- [THE TASK]:
Print all entries precisely as they are written.

========================================

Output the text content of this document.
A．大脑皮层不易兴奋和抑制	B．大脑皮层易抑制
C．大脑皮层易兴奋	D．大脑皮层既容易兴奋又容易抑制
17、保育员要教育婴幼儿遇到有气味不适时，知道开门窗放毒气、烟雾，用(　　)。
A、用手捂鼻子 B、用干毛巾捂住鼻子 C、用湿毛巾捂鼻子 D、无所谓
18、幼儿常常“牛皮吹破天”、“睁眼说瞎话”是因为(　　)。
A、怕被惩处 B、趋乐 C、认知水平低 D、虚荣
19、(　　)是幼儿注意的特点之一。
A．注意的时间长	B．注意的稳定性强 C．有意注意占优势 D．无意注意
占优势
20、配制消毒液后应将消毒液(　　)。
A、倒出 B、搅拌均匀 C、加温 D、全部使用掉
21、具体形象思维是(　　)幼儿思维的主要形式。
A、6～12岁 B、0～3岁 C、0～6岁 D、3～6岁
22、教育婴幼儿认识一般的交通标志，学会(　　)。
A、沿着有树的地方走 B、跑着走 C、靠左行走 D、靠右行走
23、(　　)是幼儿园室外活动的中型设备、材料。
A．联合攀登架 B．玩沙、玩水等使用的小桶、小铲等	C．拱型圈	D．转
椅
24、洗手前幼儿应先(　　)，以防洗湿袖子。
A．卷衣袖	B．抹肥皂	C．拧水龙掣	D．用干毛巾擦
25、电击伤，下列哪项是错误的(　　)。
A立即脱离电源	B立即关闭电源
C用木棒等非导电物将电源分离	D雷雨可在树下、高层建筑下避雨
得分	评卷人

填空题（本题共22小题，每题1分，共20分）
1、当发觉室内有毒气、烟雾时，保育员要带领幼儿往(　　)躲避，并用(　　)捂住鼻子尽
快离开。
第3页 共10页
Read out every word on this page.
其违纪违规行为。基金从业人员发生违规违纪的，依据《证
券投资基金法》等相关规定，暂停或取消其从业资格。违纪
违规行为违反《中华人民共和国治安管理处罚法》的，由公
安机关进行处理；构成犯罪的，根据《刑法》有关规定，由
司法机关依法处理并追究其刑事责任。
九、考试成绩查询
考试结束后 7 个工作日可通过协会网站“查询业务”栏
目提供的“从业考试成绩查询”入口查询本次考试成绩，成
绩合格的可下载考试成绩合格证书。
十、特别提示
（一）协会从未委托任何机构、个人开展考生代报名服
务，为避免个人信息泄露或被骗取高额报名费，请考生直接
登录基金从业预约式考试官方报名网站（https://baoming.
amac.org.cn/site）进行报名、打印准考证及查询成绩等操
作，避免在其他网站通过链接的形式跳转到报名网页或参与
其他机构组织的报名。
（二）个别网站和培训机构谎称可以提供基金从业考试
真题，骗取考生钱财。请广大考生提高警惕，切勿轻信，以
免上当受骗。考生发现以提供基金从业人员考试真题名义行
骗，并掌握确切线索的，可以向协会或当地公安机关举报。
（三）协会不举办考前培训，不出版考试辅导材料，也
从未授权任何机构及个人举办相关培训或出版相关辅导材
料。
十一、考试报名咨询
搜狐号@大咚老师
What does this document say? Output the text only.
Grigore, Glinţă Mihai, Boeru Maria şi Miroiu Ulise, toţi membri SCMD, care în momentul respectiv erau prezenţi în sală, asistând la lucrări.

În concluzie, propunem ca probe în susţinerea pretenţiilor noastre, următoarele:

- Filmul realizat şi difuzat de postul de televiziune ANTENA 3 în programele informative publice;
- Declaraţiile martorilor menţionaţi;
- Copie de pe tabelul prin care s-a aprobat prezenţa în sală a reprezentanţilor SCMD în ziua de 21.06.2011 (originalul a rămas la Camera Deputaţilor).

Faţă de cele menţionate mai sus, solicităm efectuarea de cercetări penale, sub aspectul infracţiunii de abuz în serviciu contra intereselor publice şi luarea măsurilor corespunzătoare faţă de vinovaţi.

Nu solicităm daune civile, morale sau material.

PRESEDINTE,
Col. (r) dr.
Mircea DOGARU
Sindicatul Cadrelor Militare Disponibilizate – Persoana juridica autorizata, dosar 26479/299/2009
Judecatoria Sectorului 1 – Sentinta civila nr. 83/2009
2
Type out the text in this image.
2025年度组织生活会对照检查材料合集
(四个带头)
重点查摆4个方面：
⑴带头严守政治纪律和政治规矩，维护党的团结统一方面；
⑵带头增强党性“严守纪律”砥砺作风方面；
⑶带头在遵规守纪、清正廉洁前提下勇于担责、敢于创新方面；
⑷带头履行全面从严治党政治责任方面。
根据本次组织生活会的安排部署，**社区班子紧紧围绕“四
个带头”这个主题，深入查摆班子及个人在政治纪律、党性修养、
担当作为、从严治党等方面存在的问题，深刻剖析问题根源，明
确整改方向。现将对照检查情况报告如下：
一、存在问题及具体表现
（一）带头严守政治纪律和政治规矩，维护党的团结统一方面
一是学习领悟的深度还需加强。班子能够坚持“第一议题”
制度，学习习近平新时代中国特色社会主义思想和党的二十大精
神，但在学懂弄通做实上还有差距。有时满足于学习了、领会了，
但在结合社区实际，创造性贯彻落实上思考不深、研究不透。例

========================================

- [WRITTEN SOLUTION]:
Output the text content of this document.
A．大脑皮层不易兴奋和抑制	B．大脑皮层易抑制
C．大脑皮层易兴奋	D．大脑皮层既容易兴奋又容易抑制
17、保育员要教育婴幼儿遇到有气味不适时，知道开门窗放毒气、烟雾，用(　　)。
A、用手捂鼻子 B、用干毛巾捂住鼻子 C、用湿毛巾捂鼻子 D、无所谓
18、幼儿常常“牛皮吹破天”、“睁眼说瞎话”是因为(　　)。
A、怕被惩处 B、趋乐 C、认知水平低 D、虚荣
19、(　　)是幼儿注意的特点之一。
A．注意的时间长	B．注意的稳定性强 C．有意注意占优势 D．无意注意
占优势
20、配制消毒液后应将消毒液(　　)。
A、倒出 B、搅拌均匀 C、加温 D、全部使用掉
21、具体形象思维是(　　)幼儿思维的主要形式。
A、6～12岁 B、0～3岁 C、0～6岁 D、3～6岁
22、教育婴幼儿认识一般的交通标志，学会(　　)。
A、沿着有树的地方走 B、跑着走 C、靠左行走 D、靠右行走
23、(　　)是幼儿园室外活动的中型设备、材料。
A．联合攀登架 B．玩沙、玩水等使用的小桶、小铲等	C．拱型圈	D．转
椅
24、洗手前幼儿应先(　　)，以防洗湿袖子。
A．卷衣袖	B．抹肥皂	C．拧水龙掣	D．用干毛巾擦
25、电击伤，下列哪项是错误的(　　)。
A立即脱离电源	B立即关闭电源
C用木棒等非导电物将电源分离	D雷雨可在树下、高层建筑下避雨
得分	评卷人

填空题（本题共22小题，每题1分，共20分）
1、当发觉室内有毒气、烟雾时，保育员要带领幼儿往(　　)躲避，并用(　　)捂住鼻子尽
快离开。
第3页 共10页
Read out every word on this page.
其违纪违规行为。基金从业人员发生违规违纪的，依据《证
券投资基金法》等相关规定，暂停或取消其从业资格。违纪
违规行为违反《中华人民共和国治安管理处罚法》的，由公
安机关进行处理；构成犯罪的，根据《刑法》有关规定，由
司法机关依法处理并追究其刑事责任。
九、考试成绩查询
考试结束后 7 个工作日可通过协会网站“查询业务”栏
目提供的“从业考试成绩查询”入口查询本次考试成绩，成
绩合格的可下载考试成绩合格证书。
十、特别提示
（一）协会从未委托任何机构、个人开展考生代报名服
务，为避免个人信息泄露或被骗取高额报名费，请考生直接
登录基金从业预约式考试官方报名网站（https://baoming.
amac.org.cn/site）进行报名、打印准考证及查询成绩等操
作，避免在其他网站通过链接的形式跳转到报名网页或参与
其他机构组织的报名。
（二）个别网站和培训机构谎称可以提供基金从业考试
真题，骗取考生钱财。请广大考生提高警惕，切勿轻信，以
免上当受骗。考生发现以提供基金从业人员考试真题名义行
骗，并掌握确切线索的，可以向协会或当地公安机关举报。
（三）协会不举办考前培训，不出版考试辅导材料，也
从未授权任何机构及个人举办相关培训或出版相关辅导材
料。
十一、考试报名咨询
搜狐号@大咚老师
What does this document say? Output the text only.
Grigore, Glinţă Mihai, Boeru Maria şi Miroiu Ulise, toţi membri SCMD, care în momentul respectiv erau prezenţi în sală, asistând la lucrări.

În concluzie, propunem ca probe în susţinerea pretenţiilor noastre, următoarele:

- Filmul realizat şi difuzat de postul de televiziune ANTENA 3 în programele informative publice;
- Declaraţiile martorilor menţionaţi;
- Copie de pe tabelul prin care s-a aprobat prezenţa în sală a reprezentanţilor SCMD în ziua de 21.06.2011 (originalul a rămas la Camera Deputaţilor).

Faţă de cele menţionate mai sus, solicităm efectuarea de cercetări penale, sub aspectul infracţiunii de abuz în serviciu contra intereselor publice şi luarea măsurilor corespunzătoare faţă de vinovaţi.

Nu solicităm daune civile, morale sau material.

PRESEDINTE,
Col. (r) dr.
Mircea DOGARU
Sindicatul Cadrelor Militare Disponibilizate – Persoana juridica autorizata, dosar 26479/299/2009
Judecatoria Sectorului 1 – Sentinta civila nr. 83/2009
2
Type out the text in this image.
2025年度组织生活会对照检查材料合集
(四个带头)
重点查摆4个方面：
⑴带头严守政治纪律和政治规矩，维护党的团结统一方面；
⑵带头增强党性“严守纪律”砥砺作风方面；
⑶带头在遵规守纪、清正廉洁前提下勇于担责、敢于创新方面；
⑷带头履行全面从严治党政治责任方面。
根据本次组织生活会的安排部署，**社区班子紧紧围绕“四
个带头”这个主题，深入查摆班子及个人在政治纪律、党性修养、
担当作为、从严治党等方面存在的问题，深刻剖析问题根源，明
确整改方向。现将对照检查情况报告如下：
一、存在问题及具体表现
（一）带头严守政治纪律和政治规矩，维护党的团结统一方面
一是学习领悟的深度还需加强。班子能够坚持“第一议题”
制度，学习习近平新时代中国特色社会主义思想和党的二十大精
神，但在学懂弄通做实上还有差距。有时满足于学习了、领会了，
但在结合社区实际，创造性贯彻落实上思考不深、研究不透。例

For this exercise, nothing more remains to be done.